[Items from a data source]
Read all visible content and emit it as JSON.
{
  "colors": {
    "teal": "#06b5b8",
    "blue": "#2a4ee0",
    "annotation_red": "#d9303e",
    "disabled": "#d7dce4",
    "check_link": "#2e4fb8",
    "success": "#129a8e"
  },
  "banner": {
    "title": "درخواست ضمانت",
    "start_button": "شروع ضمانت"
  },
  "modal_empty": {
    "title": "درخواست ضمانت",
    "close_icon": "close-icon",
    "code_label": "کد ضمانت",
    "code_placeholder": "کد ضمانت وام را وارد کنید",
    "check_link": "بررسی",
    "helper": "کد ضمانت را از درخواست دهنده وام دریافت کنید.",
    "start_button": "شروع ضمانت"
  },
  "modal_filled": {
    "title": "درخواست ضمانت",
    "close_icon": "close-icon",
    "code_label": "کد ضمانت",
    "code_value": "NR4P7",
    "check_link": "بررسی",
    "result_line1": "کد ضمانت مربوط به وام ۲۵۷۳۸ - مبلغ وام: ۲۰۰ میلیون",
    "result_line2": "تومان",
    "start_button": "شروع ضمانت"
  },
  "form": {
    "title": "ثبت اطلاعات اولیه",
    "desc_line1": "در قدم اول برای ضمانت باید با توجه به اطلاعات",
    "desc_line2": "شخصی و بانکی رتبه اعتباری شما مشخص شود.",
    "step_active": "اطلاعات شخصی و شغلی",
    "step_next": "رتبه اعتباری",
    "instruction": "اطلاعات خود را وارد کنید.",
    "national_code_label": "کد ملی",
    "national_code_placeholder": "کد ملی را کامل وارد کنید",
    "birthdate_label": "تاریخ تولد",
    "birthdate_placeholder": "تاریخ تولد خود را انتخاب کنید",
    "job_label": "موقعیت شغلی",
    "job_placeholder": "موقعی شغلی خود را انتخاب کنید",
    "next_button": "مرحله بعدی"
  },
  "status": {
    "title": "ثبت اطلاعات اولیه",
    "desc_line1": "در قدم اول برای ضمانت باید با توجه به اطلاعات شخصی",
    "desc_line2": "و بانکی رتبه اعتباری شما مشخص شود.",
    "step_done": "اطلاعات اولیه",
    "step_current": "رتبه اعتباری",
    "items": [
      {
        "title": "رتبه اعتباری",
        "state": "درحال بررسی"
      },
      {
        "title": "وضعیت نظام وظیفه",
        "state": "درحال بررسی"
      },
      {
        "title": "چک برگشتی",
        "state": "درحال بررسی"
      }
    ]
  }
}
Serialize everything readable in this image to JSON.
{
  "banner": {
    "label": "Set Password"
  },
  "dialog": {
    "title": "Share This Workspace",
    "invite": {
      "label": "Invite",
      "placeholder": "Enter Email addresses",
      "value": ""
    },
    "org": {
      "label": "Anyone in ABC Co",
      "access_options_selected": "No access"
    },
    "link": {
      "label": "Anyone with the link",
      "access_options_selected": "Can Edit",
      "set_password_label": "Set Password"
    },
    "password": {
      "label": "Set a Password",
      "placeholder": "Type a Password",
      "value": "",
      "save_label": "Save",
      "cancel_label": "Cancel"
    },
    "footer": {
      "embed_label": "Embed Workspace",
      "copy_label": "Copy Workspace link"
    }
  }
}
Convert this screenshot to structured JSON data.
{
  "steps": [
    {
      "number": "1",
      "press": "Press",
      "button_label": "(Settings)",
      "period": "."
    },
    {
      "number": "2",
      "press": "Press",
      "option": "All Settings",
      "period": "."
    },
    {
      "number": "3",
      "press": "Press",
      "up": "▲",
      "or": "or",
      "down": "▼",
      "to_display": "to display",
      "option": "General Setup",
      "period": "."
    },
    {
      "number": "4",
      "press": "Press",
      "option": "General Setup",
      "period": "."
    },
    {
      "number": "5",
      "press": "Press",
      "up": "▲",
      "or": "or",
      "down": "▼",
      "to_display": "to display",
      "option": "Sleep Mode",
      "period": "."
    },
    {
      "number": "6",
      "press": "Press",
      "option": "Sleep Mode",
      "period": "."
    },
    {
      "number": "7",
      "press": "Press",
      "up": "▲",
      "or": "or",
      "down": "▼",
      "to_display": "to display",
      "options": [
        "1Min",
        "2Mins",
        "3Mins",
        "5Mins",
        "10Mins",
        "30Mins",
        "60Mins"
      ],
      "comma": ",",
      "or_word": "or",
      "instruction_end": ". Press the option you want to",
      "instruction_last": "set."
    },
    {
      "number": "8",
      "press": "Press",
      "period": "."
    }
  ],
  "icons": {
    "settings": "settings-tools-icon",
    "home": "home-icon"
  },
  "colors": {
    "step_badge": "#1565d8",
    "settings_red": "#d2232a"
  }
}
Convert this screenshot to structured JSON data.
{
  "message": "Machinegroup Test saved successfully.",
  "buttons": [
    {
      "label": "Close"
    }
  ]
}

● **Task description**
Restate each of the entries above verbatim.

● **Answer to this exercise**
Read all visible content and emit it as JSON.
{
  "colors": {
    "teal": "#06b5b8",
    "blue": "#2a4ee0",
    "annotation_red": "#d9303e",
    "disabled": "#d7dce4",
    "check_link": "#2e4fb8",
    "success": "#129a8e"
  },
  "banner": {
    "title": "درخواست ضمانت",
    "start_button": "شروع ضمانت"
  },
  "modal_empty": {
    "title": "درخواست ضمانت",
    "close_icon": "close-icon",
    "code_label": "کد ضمانت",
    "code_placeholder": "کد ضمانت وام را وارد کنید",
    "check_link": "بررسی",
    "helper": "کد ضمانت را از درخواست دهنده وام دریافت کنید.",
    "start_button": "شروع ضمانت"
  },
  "modal_filled": {
    "title": "درخواست ضمانت",
    "close_icon": "close-icon",
    "code_label": "کد ضمانت",
    "code_value": "NR4P7",
    "check_link": "بررسی",
    "result_line1": "کد ضمانت مربوط به وام ۲۵۷۳۸ - مبلغ وام: ۲۰۰ میلیون",
    "result_line2": "تومان",
    "start_button": "شروع ضمانت"
  },
  "form": {
    "title": "ثبت اطلاعات اولیه",
    "desc_line1": "در قدم اول برای ضمانت باید با توجه به اطلاعات",
    "desc_line2": "شخصی و بانکی رتبه اعتباری شما مشخص شود.",
    "step_active": "اطلاعات شخصی و شغلی",
    "step_next": "رتبه اعتباری",
    "instruction": "اطلاعات خود را وارد کنید.",
    "national_code_label": "کد ملی",
    "national_code_placeholder": "کد ملی را کامل وارد کنید",
    "birthdate_label": "تاریخ تولد",
    "birthdate_placeholder": "تاریخ تولد خود را انتخاب کنید",
    "job_label": "موقعیت شغلی",
    "job_placeholder": "موقعی شغلی خود را انتخاب کنید",
    "next_button": "مرحله بعدی"
  },
  "status": {
    "title": "ثبت اطلاعات اولیه",
    "desc_line1": "در قدم اول برای ضمانت باید با توجه به اطلاعات شخصی",
    "desc_line2": "و بانکی رتبه اعتباری شما مشخص شود.",
    "step_done": "اطلاعات اولیه",
    "step_current": "رتبه اعتباری",
    "items": [
      {
        "title": "رتبه اعتباری",
        "state": "درحال بررسی"
      },
      {
        "title": "وضعیت نظام وظیفه",
        "state": "درحال بررسی"
      },
      {
        "title": "چک برگشتی",
        "state": "درحال بررسی"
      }
    ]
  }
}
Serialize everything readable in this image to JSON.
{
  "banner": {
    "label": "Set Password"
  },
  "dialog": {
    "title": "Share This Workspace",
    "invite": {
      "label": "Invite",
      "placeholder": "Enter Email addresses",
      "value": ""
    },
    "org": {
      "label": "Anyone in ABC Co",
      "access_options_selected": "No access"
    },
    "link": {
      "label": "Anyone with the link",
      "access_options_selected": "Can Edit",
      "set_password_label": "Set Password"
    },
    "password": {
      "label": "Set a Password",
      "placeholder": "Type a Password",
      "value": "",
      "save_label": "Save",
      "cancel_label": "Cancel"
    },
    "footer": {
      "embed_label": "Embed Workspace",
      "copy_label": "Copy Workspace link"
    }
  }
}
Convert this screenshot to structured JSON data.
{
  "steps": [
    {
      "number": "1",
      "press": "Press",
      "button_label": "(Settings)",
      "period": "."
    },
    {
      "number": "2",
      "press": "Press",
      "option": "All Settings",
      "period": "."
    },
    {
      "number": "3",
      "press": "Press",
      "up": "▲",
      "or": "or",
      "down": "▼",
      "to_display": "to display",
      "option": "General Setup",
      "period": "."
    },
    {
      "number": "4",
      "press": "Press",
      "option": "General Setup",
      "period": "."
    },
    {
      "number": "5",
      "press": "Press",
      "up": "▲",
      "or": "or",
      "down": "▼",
      "to_display": "to display",
      "option": "Sleep Mode",
      "period": "."
    },
    {
      "number": "6",
      "press": "Press",
      "option": "Sleep Mode",
      "period": "."
    },
    {
      "number": "7",
      "press": "Press",
      "up": "▲",
      "or": "or",
      "down": "▼",
      "to_display": "to display",
      "options": [
        "1Min",
        "2Mins",
        "3Mins",
        "5Mins",
        "10Mins",
        "30Mins",
        "60Mins"
      ],
      "comma": ",",
      "or_word": "or",
      "instruction_end": ". Press the option you want to",
      "instruction_last": "set."
    },
    {
      "number": "8",
      "press": "Press",
      "period": "."
    }
  ],
  "icons": {
    "settings": "settings-tools-icon",
    "home": "home-icon"
  },
  "colors": {
    "step_badge": "#1565d8",
    "settings_red": "#d2232a"
  }
}
Convert this screenshot to structured JSON data.
{
  "message": "Machinegroup Test saved successfully.",
  "buttons": [
    {
      "label": "Close"
    }
  ]
}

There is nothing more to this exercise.